▸ WHAT THIS TASK INVOLVES
Your job is to restate each entry word for word.

▸ DATA SECTION

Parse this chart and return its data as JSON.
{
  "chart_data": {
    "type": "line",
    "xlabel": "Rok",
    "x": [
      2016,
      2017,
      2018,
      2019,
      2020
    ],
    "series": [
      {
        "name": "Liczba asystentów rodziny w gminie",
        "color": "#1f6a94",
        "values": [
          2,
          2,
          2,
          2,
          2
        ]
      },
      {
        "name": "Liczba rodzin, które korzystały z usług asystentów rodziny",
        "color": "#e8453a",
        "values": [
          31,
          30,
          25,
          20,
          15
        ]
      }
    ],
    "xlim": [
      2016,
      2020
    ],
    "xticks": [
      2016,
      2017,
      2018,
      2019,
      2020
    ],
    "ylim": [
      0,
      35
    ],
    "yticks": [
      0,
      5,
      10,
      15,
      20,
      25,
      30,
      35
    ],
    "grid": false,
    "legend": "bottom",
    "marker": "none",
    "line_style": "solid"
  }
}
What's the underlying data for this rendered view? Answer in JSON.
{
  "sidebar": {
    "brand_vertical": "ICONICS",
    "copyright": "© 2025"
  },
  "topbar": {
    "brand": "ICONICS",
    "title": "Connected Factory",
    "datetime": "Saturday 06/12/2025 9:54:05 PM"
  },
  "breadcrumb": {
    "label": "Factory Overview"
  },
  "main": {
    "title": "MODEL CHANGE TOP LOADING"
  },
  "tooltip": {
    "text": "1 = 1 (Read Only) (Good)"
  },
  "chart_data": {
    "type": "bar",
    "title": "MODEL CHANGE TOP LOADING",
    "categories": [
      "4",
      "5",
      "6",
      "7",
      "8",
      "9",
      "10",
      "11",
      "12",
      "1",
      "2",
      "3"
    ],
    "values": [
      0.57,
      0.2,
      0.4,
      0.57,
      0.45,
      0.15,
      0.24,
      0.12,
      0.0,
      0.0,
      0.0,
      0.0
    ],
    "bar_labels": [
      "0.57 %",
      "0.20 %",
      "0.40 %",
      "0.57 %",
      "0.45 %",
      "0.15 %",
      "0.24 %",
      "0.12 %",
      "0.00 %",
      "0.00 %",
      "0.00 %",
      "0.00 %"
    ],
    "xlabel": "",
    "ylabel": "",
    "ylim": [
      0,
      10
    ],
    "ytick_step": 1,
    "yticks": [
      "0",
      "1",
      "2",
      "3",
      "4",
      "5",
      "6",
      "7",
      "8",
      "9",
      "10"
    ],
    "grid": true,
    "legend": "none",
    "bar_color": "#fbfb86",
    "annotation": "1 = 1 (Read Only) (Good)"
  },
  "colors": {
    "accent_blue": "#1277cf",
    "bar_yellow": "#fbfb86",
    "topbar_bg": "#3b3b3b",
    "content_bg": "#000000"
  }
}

▸ PROBLEM SOLUTION
Parse this chart and return its data as JSON.
{
  "chart_data": {
    "type": "line",
    "xlabel": "Rok",
    "x": [
      2016,
      2017,
      2018,
      2019,
      2020
    ],
    "series": [
      {
        "name": "Liczba asystentów rodziny w gminie",
        "color": "#1f6a94",
        "values": [
          2,
          2,
          2,
          2,
          2
        ]
      },
      {
        "name": "Liczba rodzin, które korzystały z usług asystentów rodziny",
        "color": "#e8453a",
        "values": [
          31,
          30,
          25,
          20,
          15
        ]
      }
    ],
    "xlim": [
      2016,
      2020
    ],
    "xticks": [
      2016,
      2017,
      2018,
      2019,
      2020
    ],
    "ylim": [
      0,
      35
    ],
    "yticks": [
      0,
      5,
      10,
      15,
      20,
      25,
      30,
      35
    ],
    "grid": false,
    "legend": "bottom",
    "marker": "none",
    "line_style": "solid"
  }
}
What's the underlying data for this rendered view? Answer in JSON.
{
  "sidebar": {
    "brand_vertical": "ICONICS",
    "copyright": "© 2025"
  },
  "topbar": {
    "brand": "ICONICS",
    "title": "Connected Factory",
    "datetime": "Saturday 06/12/2025 9:54:05 PM"
  },
  "breadcrumb": {
    "label": "Factory Overview"
  },
  "main": {
    "title": "MODEL CHANGE TOP LOADING"
  },
  "tooltip": {
    "text": "1 = 1 (Read Only) (Good)"
  },
  "chart_data": {
    "type": "bar",
    "title": "MODEL CHANGE TOP LOADING",
    "categories": [
      "4",
      "5",
      "6",
      "7",
      "8",
      "9",
      "10",
      "11",
      "12",
      "1",
      "2",
      "3"
    ],
    "values": [
      0.57,
      0.2,
      0.4,
      0.57,
      0.45,
      0.15,
      0.24,
      0.12,
      0.0,
      0.0,
      0.0,
      0.0
    ],
    "bar_labels": [
      "0.57 %",
      "0.20 %",
      "0.40 %",
      "0.57 %",
      "0.45 %",
      "0.15 %",
      "0.24 %",
      "0.12 %",
      "0.00 %",
      "0.00 %",
      "0.00 %",
      "0.00 %"
    ],
    "xlabel": "",
    "ylabel": "",
    "ylim": [
      0,
      10
    ],
    "ytick_step": 1,
    "yticks": [
      "0",
      "1",
      "2",
      "3",
      "4",
      "5",
      "6",
      "7",
      "8",
      "9",
      "10"
    ],
    "grid": true,
    "legend": "none",
    "bar_color": "#fbfb86",
    "annotation": "1 = 1 (Read Only) (Good)"
  },
  "colors": {
    "accent_blue": "#1277cf",
    "bar_yellow": "#fbfb86",
    "topbar_bg": "#3b3b3b",
    "content_bg": "#000000"
  }
}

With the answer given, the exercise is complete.